[MATERIAL SHOWN]:
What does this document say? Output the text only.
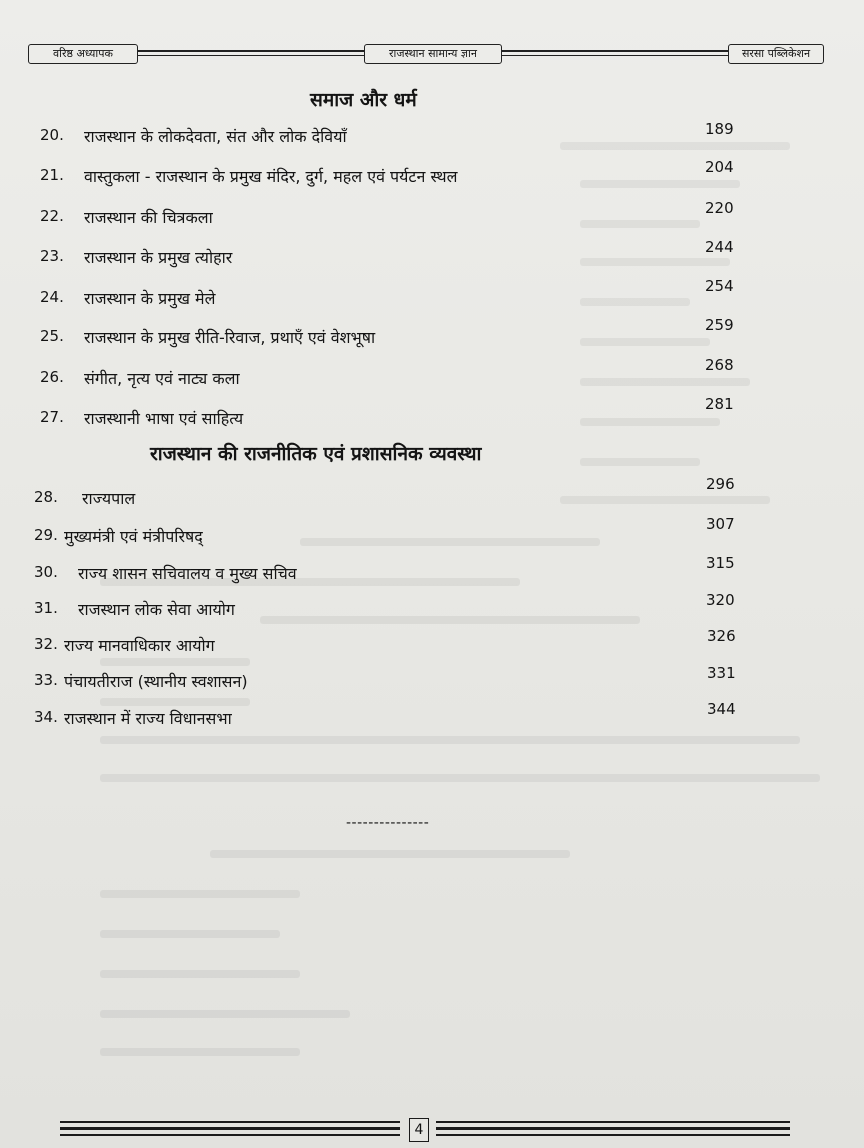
वरिष्ठ अध्यापक	राजस्थान सामान्य ज्ञान	सरसा पब्लिकेशन
समाज और धर्म
20. राजस्थान के लोकदेवता, संत और लोक देवियाँ	189
21. वास्तुकला - राजस्थान के प्रमुख मंदिर, दुर्ग, महल एवं पर्यटन स्थल	204
22. राजस्थान की चित्रकला	220
23. राजस्थान के प्रमुख त्योहार
244
24. राजस्थान के प्रमुख मेले
254
25. राजस्थान के प्रमुख रीति-रिवाज, प्रथाएँ एवं वेशभूषा
259
26. संगीत, नृत्य एवं नाट्य कला
268
27. राजस्थानी भाषा एवं साहित्य
281
राजस्थान की राजनीतिक एवं प्रशासनिक व्यवस्था
28. राज्यपाल
296
29. मुख्यमंत्री एवं मंत्रीपरिषद्
307
30. राज्य शासन सचिवालय व मुख्य सचिव
315
31. राजस्थान लोक सेवा आयोग	320
32. राज्य मानवाधिकार आयोग	326
33. पंचायतीराज (स्थानीय स्वशासन)	331
34. राजस्थान में राज्य विधानसभा	344
---------------
4
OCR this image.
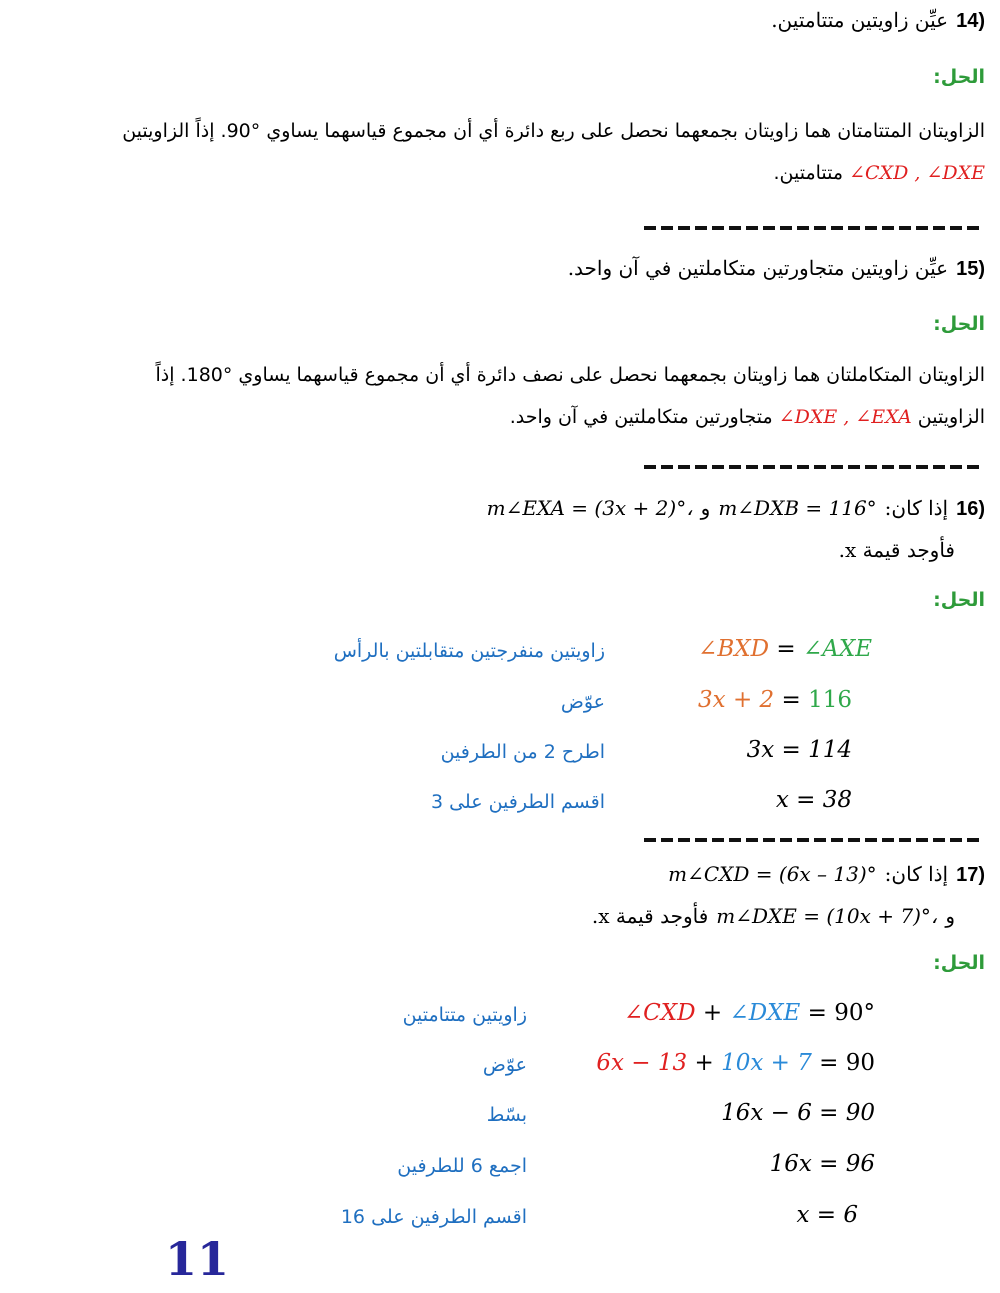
14)
عيِّن زاويتين متتامتين.
الحل:
الزاويتان المتتامتان هما زاويتان بجمعهما نحصل على ربع دائرة أي أن مجموع قياسهما يساوي °90. إذاً الزاويتين
∠CXD , ∠DXE متتامتين.
15)
عيِّن زاويتين متجاورتين متكاملتين في آن واحد.
الحل:
الزاويتان المتكاملتان هما زاويتان بجمعهما نحصل على نصف دائرة أي أن مجموع قياسهما يساوي °180. إذاً
الزاويتين ∠DXE , ∠EXA متجاورتين متكاملتين في آن واحد.
16)
إذا كان:
m∠DXB = 116°
و
m∠EXA = (3x + 2)°،
فأوجد قيمة x.
الحل:
∠BXD = ∠AXE
زاويتين منفرجتين متقابلتين بالرأس
3x + 2 = 116
عوّض
3x = 114
اطرح 2 من الطرفين
x = 38
اقسم الطرفين على 3
17)
إذا كان:
m∠CXD = (6x – 13)°
و
m∠DXE = (10x + 7)°،
فأوجد قيمة x.
الحل:
∠CXD + ∠DXE = 90°
زاويتين متتامتين
6x − 13 + 10x + 7 = 90
عوّض
16x − 6 = 90
بسّط
16x = 96
اجمع 6 للطرفين
x = 6
اقسم الطرفين على 16
11
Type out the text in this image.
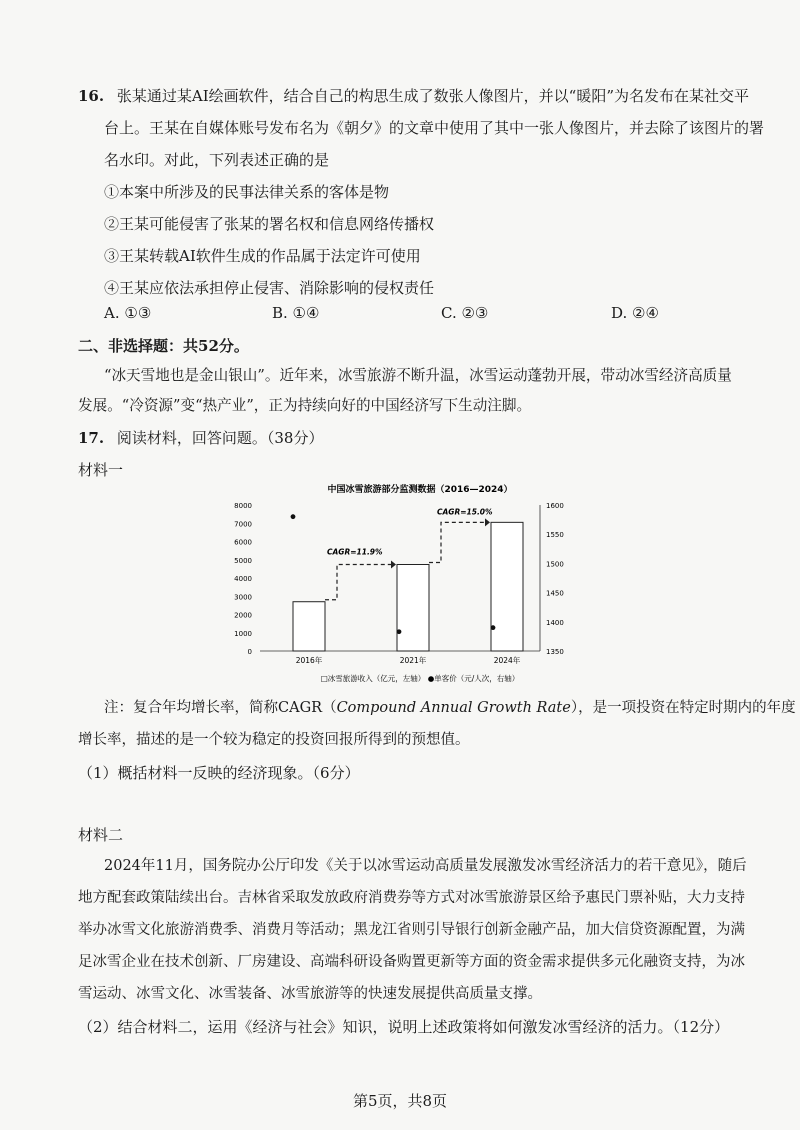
16. 张某通过某AI绘画软件，结合自己的构思生成了数张人像图片，并以“暖阳”为名发布在某社交平
台上。王某在自媒体账号发布名为《朝夕》的文章中使用了其中一张人像图片，并去除了该图片的署
名水印。对此，下列表述正确的是
①本案中所涉及的民事法律关系的客体是物
②王某可能侵害了张某的署名权和信息网络传播权
③王某转载AI软件生成的作品属于法定许可使用
④王某应依法承担停止侵害、消除影响的侵权责任
A. ①③	B. ①④	C. ②③	D. ②④
二、非选择题：共52分。
“冰天雪地也是金山银山”。近年来，冰雪旅游不断升温，冰雪运动蓬勃开展，带动冰雪经济高质量
发展。“冷资源”变“热产业”，正为持续向好的中国经济写下生动注脚。
17. 阅读材料，回答问题。（38分）
材料一
中国冰雪旅游部分监测数据（2016—2024）
0
1000
2000
3000
4000
5000
6000
7000
8000
1350
1400
1450
1500
1550
1600
2016年	2021年	2024年
CAGR=11.9%
CAGR=15.0%
□冰雪旅游收入（亿元，左轴） ●单客价（元/人次，右轴）
注：复合年均增长率，简称CAGR（Compound Annual Growth Rate），是一项投资在特定时期内的年度
增长率，描述的是一个较为稳定的投资回报所得到的预想值。
（1）概括材料一反映的经济现象。（6分）
材料二
2024年11月，国务院办公厅印发《关于以冰雪运动高质量发展激发冰雪经济活力的若干意见》，随后
地方配套政策陆续出台。吉林省采取发放政府消费券等方式对冰雪旅游景区给予惠民门票补贴，大力支持
举办冰雪文化旅游消费季、消费月等活动；黑龙江省则引导银行创新金融产品，加大信贷资源配置，为满
足冰雪企业在技术创新、厂房建设、高端科研设备购置更新等方面的资金需求提供多元化融资支持，为冰
雪运动、冰雪文化、冰雪装备、冰雪旅游等的快速发展提供高质量支撑。
（2）结合材料二，运用《经济与社会》知识，说明上述政策将如何激发冰雪经济的活力。（12分）
第5页，共8页
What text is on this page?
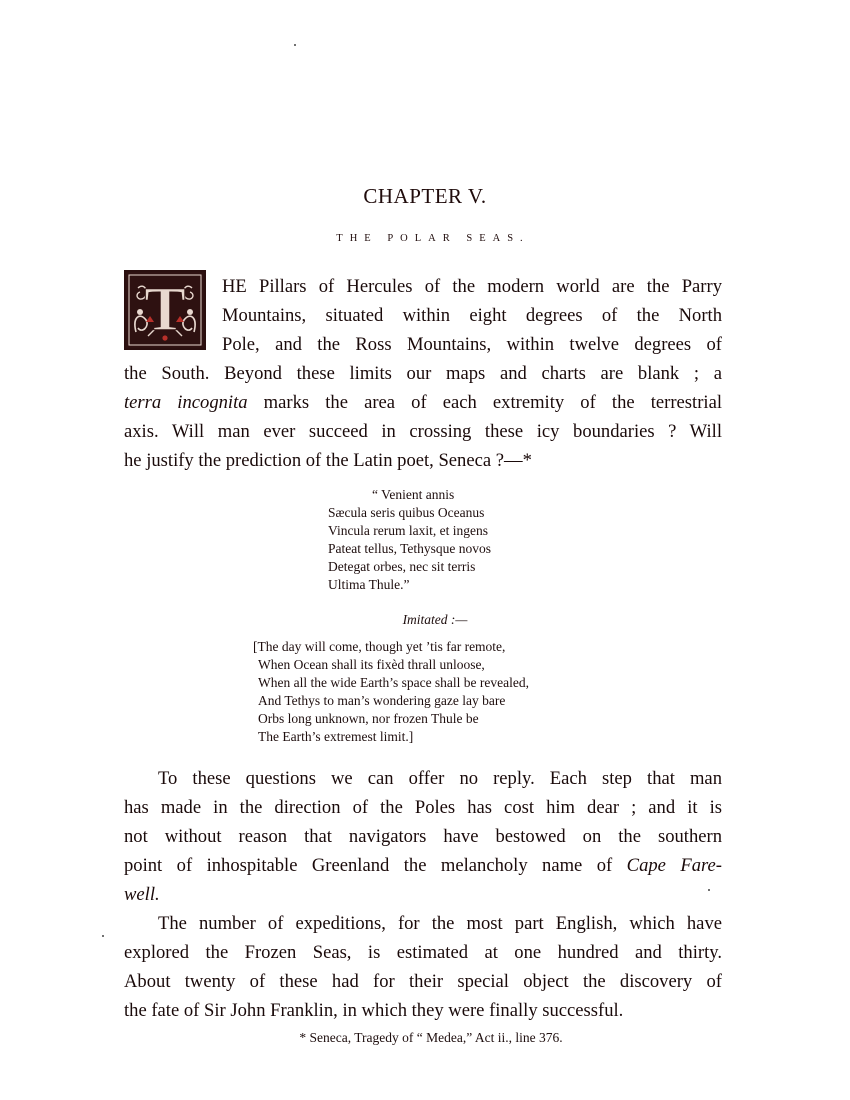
CHAPTER V.
THE POLAR SEAS.
T	HE Pillars of Hercules of the modern world are the Parry
Mountains, situated within eight degrees of the North
Pole, and the Ross Mountains, within twelve degrees of
the South. Beyond these limits our maps and charts are blank ; a
terra incognita marks the area of each extremity of the terrestrial
axis. Will man ever succeed in crossing these icy boundaries ? Will
he justify the prediction of the Latin poet, Seneca ?—*
“ Venient annis
Sæcula seris quibus Oceanus
Vincula rerum laxit, et ingens
Pateat tellus, Tethysque novos
Detegat orbes, nec sit terris
Ultima Thule.”
Imitated :—
[The day will come, though yet ’tis far remote,
When Ocean shall its fixèd thrall unloose,
When all the wide Earth’s space shall be revealed,
And Tethys to man’s wondering gaze lay bare
Orbs long unknown, nor frozen Thule be
The Earth’s extremest limit.]
To these questions we can offer no reply. Each step that man
has made in the direction of the Poles has cost him dear ; and it is
not without reason that navigators have bestowed on the southern
point of inhospitable Greenland the melancholy name of Cape Fare-
well.
The number of expeditions, for the most part English, which have
explored the Frozen Seas, is estimated at one hundred and thirty.
About twenty of these had for their special object the discovery of
the fate of Sir John Franklin, in which they were finally successful.
* Seneca, Tragedy of “ Medea,” Act ii., line 376.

[GOAL]:
Repeat each record exactly, with the pictures left out.

[RESULT]:
What does this document say? Output the text only.
वरिष्ठ अध्यापक	राजस्थान सामान्य ज्ञान	सरसा पब्लिकेशन
समाज और धर्म
20. राजस्थान के लोकदेवता, संत और लोक देवियाँ	189
21. वास्तुकला - राजस्थान के प्रमुख मंदिर, दुर्ग, महल एवं पर्यटन स्थल	204
22. राजस्थान की चित्रकला	220
23. राजस्थान के प्रमुख त्योहार
244
24. राजस्थान के प्रमुख मेले
254
25. राजस्थान के प्रमुख रीति-रिवाज, प्रथाएँ एवं वेशभूषा
259
26. संगीत, नृत्य एवं नाट्य कला
268
27. राजस्थानी भाषा एवं साहित्य
281
राजस्थान की राजनीतिक एवं प्रशासनिक व्यवस्था
28. राज्यपाल
296
29. मुख्यमंत्री एवं मंत्रीपरिषद्
307
30. राज्य शासन सचिवालय व मुख्य सचिव
315
31. राजस्थान लोक सेवा आयोग	320
32. राज्य मानवाधिकार आयोग	326
33. पंचायतीराज (स्थानीय स्वशासन)	331
34. राजस्थान में राज्य विधानसभा	344
---------------
4
OCR this image.
14)
عيِّن زاويتين متتامتين.
الحل:
الزاويتان المتتامتان هما زاويتان بجمعهما نحصل على ربع دائرة أي أن مجموع قياسهما يساوي °90. إذاً الزاويتين
∠CXD , ∠DXE متتامتين.
15)
عيِّن زاويتين متجاورتين متكاملتين في آن واحد.
الحل:
الزاويتان المتكاملتان هما زاويتان بجمعهما نحصل على نصف دائرة أي أن مجموع قياسهما يساوي °180. إذاً
الزاويتين ∠DXE , ∠EXA متجاورتين متكاملتين في آن واحد.
16)
إذا كان:
m∠DXB = 116°
و
m∠EXA = (3x + 2)°،
فأوجد قيمة x.
الحل:
∠BXD = ∠AXE
زاويتين منفرجتين متقابلتين بالرأس
3x + 2 = 116
عوّض
3x = 114
اطرح 2 من الطرفين
x = 38
اقسم الطرفين على 3
17)
إذا كان:
m∠CXD = (6x – 13)°
و
m∠DXE = (10x + 7)°،
فأوجد قيمة x.
الحل:
∠CXD + ∠DXE = 90°
زاويتين متتامتين
6x − 13 + 10x + 7 = 90
عوّض
16x − 6 = 90
بسّط
16x = 96
اجمع 6 للطرفين
x = 6
اقسم الطرفين على 16
11
Type out the text in this image.
16. 张某通过某AI绘画软件，结合自己的构思生成了数张人像图片，并以“暖阳”为名发布在某社交平
台上。王某在自媒体账号发布名为《朝夕》的文章中使用了其中一张人像图片，并去除了该图片的署
名水印。对此，下列表述正确的是
①本案中所涉及的民事法律关系的客体是物
②王某可能侵害了张某的署名权和信息网络传播权
③王某转载AI软件生成的作品属于法定许可使用
④王某应依法承担停止侵害、消除影响的侵权责任
A. ①③	B. ①④	C. ②③	D. ②④
二、非选择题：共52分。
“冰天雪地也是金山银山”。近年来，冰雪旅游不断升温，冰雪运动蓬勃开展，带动冰雪经济高质量
发展。“冷资源”变“热产业”，正为持续向好的中国经济写下生动注脚。
17. 阅读材料，回答问题。（38分）
材料一
中国冰雪旅游部分监测数据（2016—2024）
0
1000
2000
3000
4000
5000
6000
7000
8000
1350
1400
1450
1500
1550
1600
2016年	2021年	2024年
CAGR=11.9%
CAGR=15.0%
□冰雪旅游收入（亿元，左轴） ●单客价（元/人次，右轴）
注：复合年均增长率，简称CAGR（Compound Annual Growth Rate），是一项投资在特定时期内的年度
增长率，描述的是一个较为稳定的投资回报所得到的预想值。
（1）概括材料一反映的经济现象。（6分）
材料二
2024年11月，国务院办公厅印发《关于以冰雪运动高质量发展激发冰雪经济活力的若干意见》，随后
地方配套政策陆续出台。吉林省采取发放政府消费券等方式对冰雪旅游景区给予惠民门票补贴，大力支持
举办冰雪文化旅游消费季、消费月等活动；黑龙江省则引导银行创新金融产品，加大信贷资源配置，为满
足冰雪企业在技术创新、厂房建设、高端科研设备购置更新等方面的资金需求提供多元化融资支持，为冰
雪运动、冰雪文化、冰雪装备、冰雪旅游等的快速发展提供高质量支撑。
（2）结合材料二，运用《经济与社会》知识，说明上述政策将如何激发冰雪经济的活力。（12分）
第5页，共8页
What text is on this page?
CHAPTER V.
THE POLAR SEAS.
T	HE Pillars of Hercules of the modern world are the Parry
Mountains, situated within eight degrees of the North
Pole, and the Ross Mountains, within twelve degrees of
the South. Beyond these limits our maps and charts are blank ; a
terra incognita marks the area of each extremity of the terrestrial
axis. Will man ever succeed in crossing these icy boundaries ? Will
he justify the prediction of the Latin poet, Seneca ?—*
“ Venient annis
Sæcula seris quibus Oceanus
Vincula rerum laxit, et ingens
Pateat tellus, Tethysque novos
Detegat orbes, nec sit terris
Ultima Thule.”
Imitated :—
[The day will come, though yet ’tis far remote,
When Ocean shall its fixèd thrall unloose,
When all the wide Earth’s space shall be revealed,
And Tethys to man’s wondering gaze lay bare
Orbs long unknown, nor frozen Thule be
The Earth’s extremest limit.]
To these questions we can offer no reply. Each step that man
has made in the direction of the Poles has cost him dear ; and it is
not without reason that navigators have bestowed on the southern
point of inhospitable Greenland the melancholy name of Cape Fare-
well.
The number of expeditions, for the most part English, which have
explored the Frozen Seas, is estimated at one hundred and thirty.
About twenty of these had for their special object the discovery of
the fate of Sir John Franklin, in which they were finally successful.
* Seneca, Tragedy of “ Medea,” Act ii., line 376.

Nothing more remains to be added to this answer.